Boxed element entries
· · · ·

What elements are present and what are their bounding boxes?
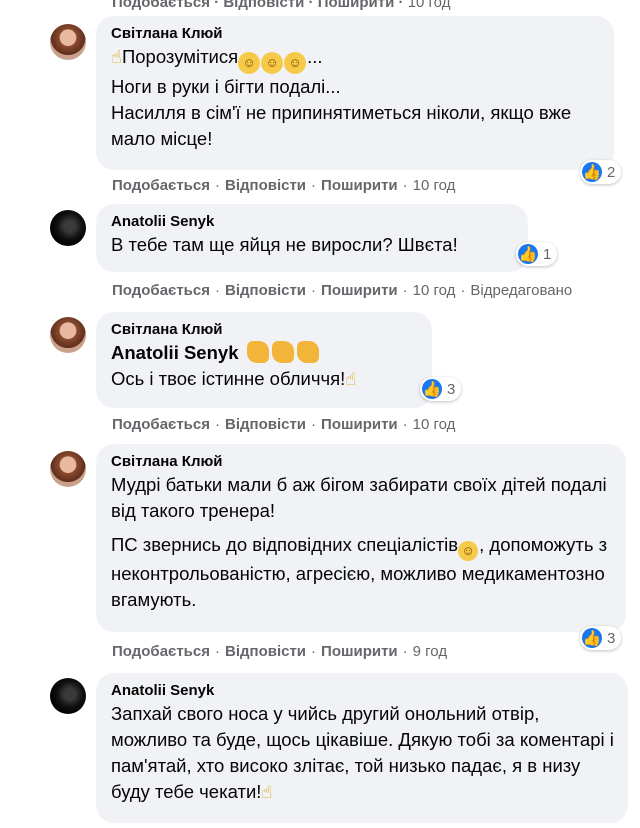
comment-bubble: Світлана Клюй Мудрі батьки мали б аж біг… (96, 444, 626, 632)
pointing-finger-icon: ☝ (111, 47, 122, 67)
reply-action[interactable]: Відповісти (225, 416, 306, 433)
comment-line: Ось і твоє істинне обличчя! (111, 368, 346, 389)
like-action[interactable]: Подобається (112, 416, 210, 433)
comment-text: Мудрі батьки мали б аж бігом забирати св… (111, 472, 614, 613)
comment-actions: Подобається · Відповісти · Поширити · 9 год (112, 643, 448, 660)
reaction-count[interactable]: 👍 3 (420, 377, 462, 401)
comment-line: Порозумітися (121, 46, 239, 67)
wink-emoji-icon: ☺ (458, 541, 479, 561)
grinning-emoji-icon: ☺ (238, 52, 261, 74)
comment-time[interactable]: 9 год (413, 643, 447, 660)
comment-author[interactable]: Anatolii Senyk (111, 212, 516, 232)
clapping-hands-icon (271, 341, 294, 363)
clapping-hands-icon (296, 341, 319, 363)
comment-actions: Подобається · Відповісти · Поширити · 10 год (112, 177, 456, 194)
thumbs-up-icon: 👍 (422, 379, 442, 399)
comment-text: ☝Порозумітися ☺ ☺ ☺... Ноги в руки і бігти … (111, 44, 602, 152)
comment-time[interactable]: 10 год (408, 0, 451, 11)
clapping-hands-icon (246, 341, 269, 363)
comment-author[interactable]: Anatolii Senyk (111, 681, 616, 701)
comment-text: В тебе там ще яйця не виросли? Швєта! (111, 234, 458, 255)
comment-bubble: Світлана Клюй Anatolii Senyk Ось і твоє … (96, 312, 432, 408)
reaction-count[interactable]: 👍 1 (516, 242, 558, 266)
like-action[interactable]: Подобається (112, 282, 210, 299)
comment-author[interactable]: Світлана Клюй (111, 452, 614, 472)
comment-actions: Подобається · Відповісти · Поширити · 10 год · В… (112, 282, 573, 299)
edited-label[interactable]: Відредаговано (470, 282, 572, 299)
like-action[interactable]: Подобається (112, 643, 210, 660)
avatar[interactable] (50, 678, 86, 714)
previous-comment-actions: Подобається · Відповісти · Поширити · 10… (112, 0, 450, 11)
share-action[interactable]: Поширити (321, 177, 398, 194)
thumbs-up-icon: 👍 (518, 244, 538, 264)
share-action[interactable]: Поширити (318, 0, 395, 11)
reaction-count[interactable]: 👍 3 (580, 626, 622, 650)
comment-author[interactable]: Світлана Клюй (111, 320, 420, 340)
thumbs-up-icon: 👍 (582, 628, 602, 648)
comment-author[interactable]: Світлана Клюй (111, 24, 602, 44)
like-action[interactable]: Подобається (112, 177, 210, 194)
avatar[interactable] (50, 317, 86, 353)
pointing-finger-icon: ☝ (261, 782, 273, 802)
reply-action[interactable]: Відповісти (225, 643, 306, 660)
comment-time[interactable]: 10 год (413, 177, 456, 194)
reaction-count[interactable]: 👍 2 (580, 160, 622, 184)
grinning-emoji-icon: ☺ (284, 52, 307, 74)
reply-action[interactable]: Відповісти (225, 282, 306, 299)
mentioned-user[interactable]: Anatolii Senyk (111, 342, 238, 363)
comment-bubble: Anatolii Senyk В тебе там ще яйця не вир… (96, 204, 528, 272)
reply-action[interactable]: Відповісти (225, 177, 306, 194)
grinning-emoji-icon: ☺ (261, 52, 284, 74)
comment-bubble: Anatolii Senyk Запхай свого носа у чийсь… (96, 673, 628, 823)
comment-paragraph: ПС звернись до відповідних спеціалістів ☺… (111, 534, 608, 610)
thumbs-up-icon: 👍 (582, 162, 602, 182)
share-action[interactable]: Поширити (321, 282, 398, 299)
avatar[interactable] (50, 24, 86, 60)
share-action[interactable]: Поширити (321, 416, 398, 433)
comment-paragraph: Мудрі батьки мали б аж бігом забирати св… (111, 474, 607, 521)
like-action[interactable]: Подобається (112, 0, 210, 11)
comment-text: Запхай свого носа у чийсь другий онольни… (111, 701, 616, 805)
pointing-finger-icon: ☝ (345, 369, 357, 389)
reply-action[interactable]: Відповісти (223, 0, 304, 11)
comment-line: Насилля в сім'ї не припинятиметься нікол… (111, 102, 572, 149)
comment-actions: Подобається · Відповісти · Поширити · 10 год (112, 416, 456, 433)
comment-time[interactable]: 10 год (413, 416, 456, 433)
comment-time[interactable]: 10 год (413, 282, 456, 299)
share-action[interactable]: Поширити (321, 643, 398, 660)
avatar[interactable] (50, 451, 86, 487)
avatar[interactable] (50, 210, 86, 246)
comment-line: Ноги в руки і бігти подалі... (111, 76, 341, 97)
comment-bubble: Світлана Клюй ☝Порозумітися ☺ ☺ ☺... Ноги в… (96, 16, 614, 170)
comment-text: Anatolii Senyk Ось і твоє істинне обличч… (111, 340, 420, 392)
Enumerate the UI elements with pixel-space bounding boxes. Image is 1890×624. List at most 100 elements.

· · · ·

§ THE TASK:
Repeat every line of the records above word for word, leaving out the pictures.

§ SOLUTION FOR THIS TASK:
What elements are present and what are their bounding boxes?
comment-bubble: Світлана Клюй Мудрі батьки мали б аж біг… (96, 444, 626, 632)
pointing-finger-icon: ☝ (111, 47, 122, 67)
reply-action[interactable]: Відповісти (225, 416, 306, 433)
comment-line: Ось і твоє істинне обличчя! (111, 368, 346, 389)
like-action[interactable]: Подобається (112, 416, 210, 433)
comment-text: Мудрі батьки мали б аж бігом забирати св… (111, 472, 614, 613)
comment-actions: Подобається · Відповісти · Поширити · 9 год (112, 643, 448, 660)
reaction-count[interactable]: 👍 3 (420, 377, 462, 401)
comment-line: Порозумітися (121, 46, 239, 67)
wink-emoji-icon: ☺ (458, 541, 479, 561)
grinning-emoji-icon: ☺ (238, 52, 261, 74)
comment-time[interactable]: 9 год (413, 643, 447, 660)
comment-author[interactable]: Anatolii Senyk (111, 212, 516, 232)
clapping-hands-icon (271, 341, 294, 363)
clapping-hands-icon (296, 341, 319, 363)
comment-actions: Подобається · Відповісти · Поширити · 10 год (112, 177, 456, 194)
thumbs-up-icon: 👍 (422, 379, 442, 399)
comment-text: ☝Порозумітися ☺ ☺ ☺... Ноги в руки і бігти … (111, 44, 602, 152)
comment-time[interactable]: 10 год (408, 0, 451, 11)
clapping-hands-icon (246, 341, 269, 363)
comment-author[interactable]: Anatolii Senyk (111, 681, 616, 701)
comment-text: В тебе там ще яйця не виросли? Швєта! (111, 234, 458, 255)
comment-bubble: Світлана Клюй Anatolii Senyk Ось і твоє … (96, 312, 432, 408)
reaction-count[interactable]: 👍 1 (516, 242, 558, 266)
like-action[interactable]: Подобається (112, 282, 210, 299)
comment-author[interactable]: Світлана Клюй (111, 452, 614, 472)
comment-actions: Подобається · Відповісти · Поширити · 10 год · В… (112, 282, 573, 299)
edited-label[interactable]: Відредаговано (470, 282, 572, 299)
like-action[interactable]: Подобається (112, 643, 210, 660)
avatar[interactable] (50, 678, 86, 714)
previous-comment-actions: Подобається · Відповісти · Поширити · 10… (112, 0, 450, 11)
share-action[interactable]: Поширити (321, 177, 398, 194)
thumbs-up-icon: 👍 (518, 244, 538, 264)
share-action[interactable]: Поширити (318, 0, 395, 11)
reaction-count[interactable]: 👍 3 (580, 626, 622, 650)
comment-author[interactable]: Світлана Клюй (111, 320, 420, 340)
thumbs-up-icon: 👍 (582, 628, 602, 648)
comment-author[interactable]: Світлана Клюй (111, 24, 602, 44)
like-action[interactable]: Подобається (112, 177, 210, 194)
avatar[interactable] (50, 317, 86, 353)
pointing-finger-icon: ☝ (261, 782, 273, 802)
reply-action[interactable]: Відповісти (225, 643, 306, 660)
comment-time[interactable]: 10 год (413, 177, 456, 194)
reaction-count[interactable]: 👍 2 (580, 160, 622, 184)
grinning-emoji-icon: ☺ (284, 52, 307, 74)
reply-action[interactable]: Відповісти (225, 282, 306, 299)
mentioned-user[interactable]: Anatolii Senyk (111, 342, 238, 363)
comment-bubble: Anatolii Senyk В тебе там ще яйця не вир… (96, 204, 528, 272)
reply-action[interactable]: Відповісти (225, 177, 306, 194)
grinning-emoji-icon: ☺ (261, 52, 284, 74)
comment-bubble: Anatolii Senyk Запхай свого носа у чийсь… (96, 673, 628, 823)
comment-paragraph: ПС звернись до відповідних спеціалістів ☺… (111, 534, 608, 610)
thumbs-up-icon: 👍 (582, 162, 602, 182)
share-action[interactable]: Поширити (321, 282, 398, 299)
avatar[interactable] (50, 24, 86, 60)
share-action[interactable]: Поширити (321, 416, 398, 433)
comment-paragraph: Мудрі батьки мали б аж бігом забирати св… (111, 474, 607, 521)
like-action[interactable]: Подобається (112, 0, 210, 11)
comment-text: Запхай свого носа у чийсь другий онольни… (111, 701, 616, 805)
pointing-finger-icon: ☝ (345, 369, 357, 389)
reply-action[interactable]: Відповісти (223, 0, 304, 11)
comment-line: Насилля в сім'ї не припинятиметься нікол… (111, 102, 572, 149)
comment-actions: Подобається · Відповісти · Поширити · 10 год (112, 416, 456, 433)
comment-time[interactable]: 10 год (413, 416, 456, 433)
comment-time[interactable]: 10 год (413, 282, 456, 299)
share-action[interactable]: Поширити (321, 643, 398, 660)
avatar[interactable] (50, 451, 86, 487)
avatar[interactable] (50, 210, 86, 246)
comment-line: Ноги в руки і бігти подалі... (111, 76, 341, 97)
comment-bubble: Світлана Клюй ☝Порозумітися ☺ ☺ ☺... Ноги в… (96, 16, 614, 170)
comment-text: Anatolii Senyk Ось і твоє істинне обличч… (111, 340, 420, 392)
Enumerate the UI elements with pixel-space bounding boxes. Image is 1890×624. List at most 100 elements.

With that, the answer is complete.